* Requirement *
Gather up the lines that contain "petits".

** begin Material for this exercise **

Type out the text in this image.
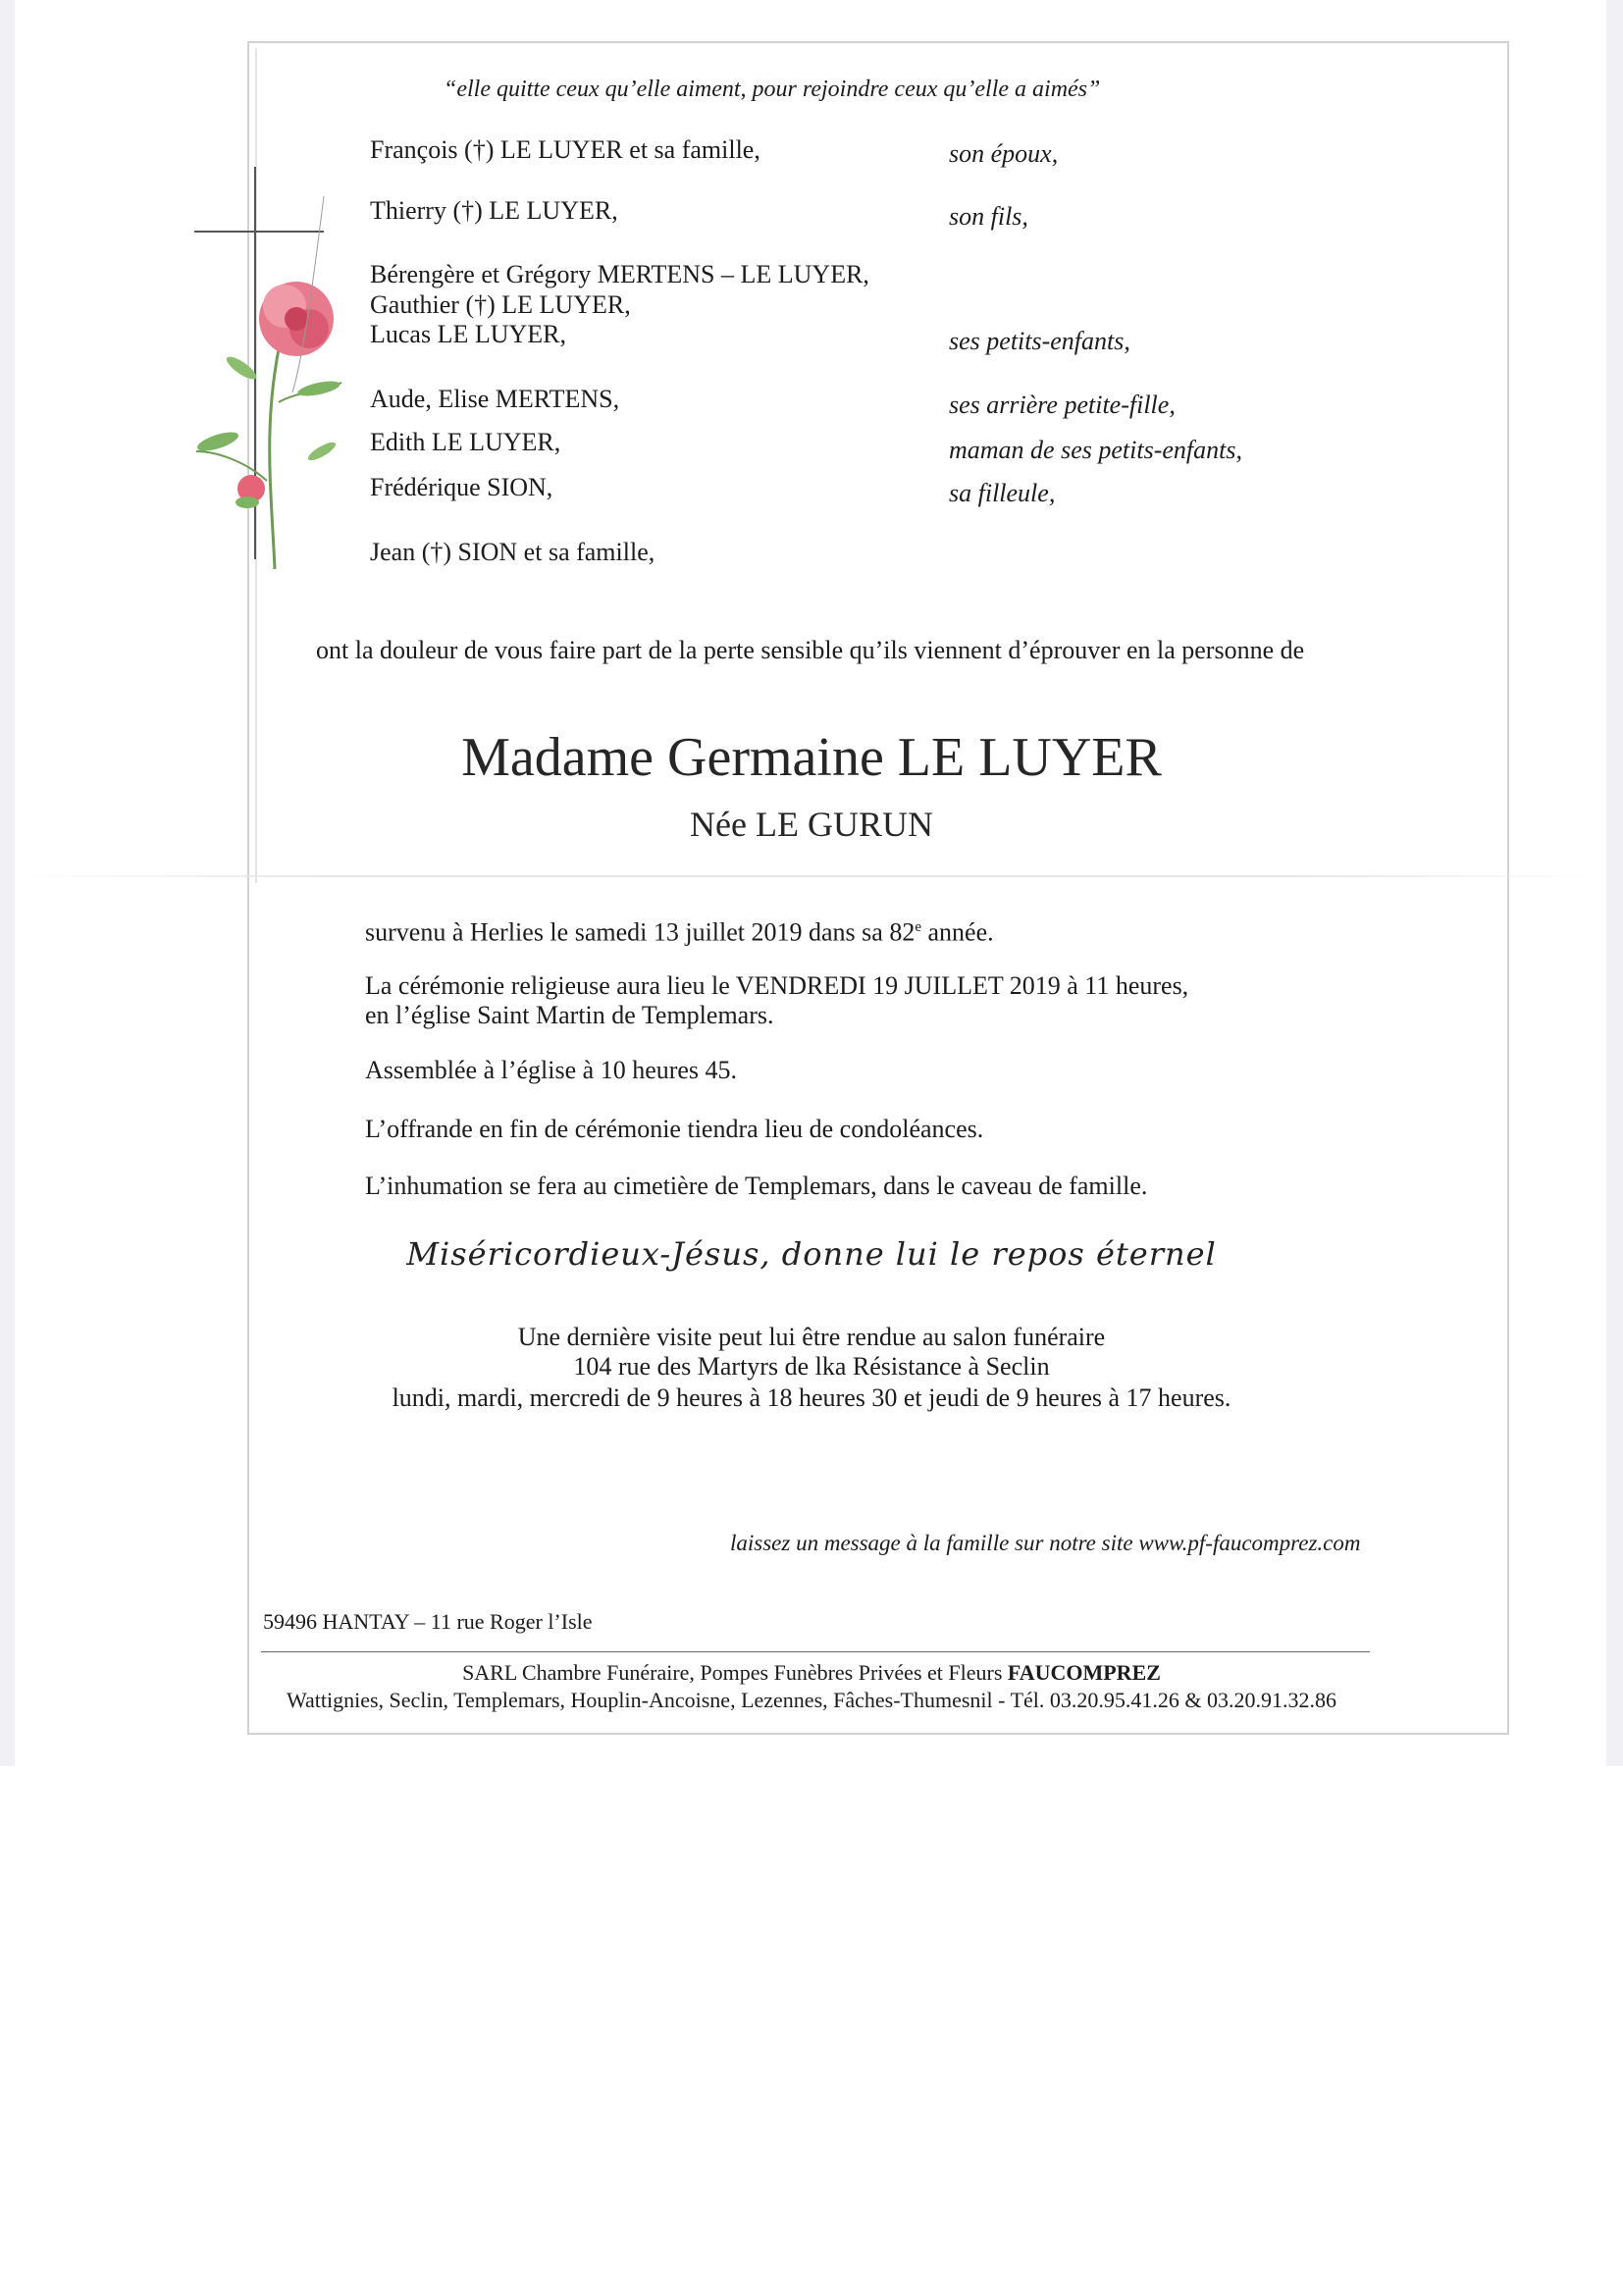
“elle quitte ceux qu’elle aiment, pour rejoindre ceux qu’elle a aimés”
François (†) LE LUYER et sa famille,	son époux,
Thierry (†) LE LUYER,	son fils,
Bérengère et Grégory MERTENS – LE LUYER,
Gauthier (†) LE LUYER,
Lucas LE LUYER,	ses petits-enfants,
Aude, Elise MERTENS,	ses arrière petite-fille,
Edith LE LUYER,	maman de ses petits-enfants,
Frédérique SION,	sa filleule,
Jean (†) SION et sa famille,
ont la douleur de vous faire part de la perte sensible qu’ils viennent d’éprouver en la personne de
Madame Germaine LE LUYER
Née LE GURUN
survenu à Herlies le samedi 13 juillet 2019 dans sa 82e année.
La cérémonie religieuse aura lieu le VENDREDI 19 JUILLET 2019 à 11 heures,
en l’église Saint Martin de Templemars.
Assemblée à l’église à 10 heures 45.
L’offrande en fin de cérémonie tiendra lieu de condoléances.
L’inhumation se fera au cimetière de Templemars, dans le caveau de famille.
Miséricordieux-Jésus, donne lui le repos éternel
Une dernière visite peut lui être rendue au salon funéraire
104 rue des Martyrs de lka Résistance à Seclin
lundi, mardi, mercredi de 9 heures à 18 heures 30 et jeudi de 9 heures à 17 heures.
laissez un message à la famille sur notre site www.pf-faucomprez.com
59496 HANTAY – 11 rue Roger l’Isle
SARL Chambre Funéraire, Pompes Funèbres Privées et Fleurs FAUCOMPREZ
Wattignies, Seclin, Templemars, Houplin-Ancoisne, Lezennes, Fâches-Thumesnil - Tél. 03.20.95.41.26 & 03.20.91.32.86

** end Material for this exercise **

* Answer to the exercise *
Lucas LE LUYER,	ses petits-enfants,
Edith LE LUYER,	maman de ses petits-enfants,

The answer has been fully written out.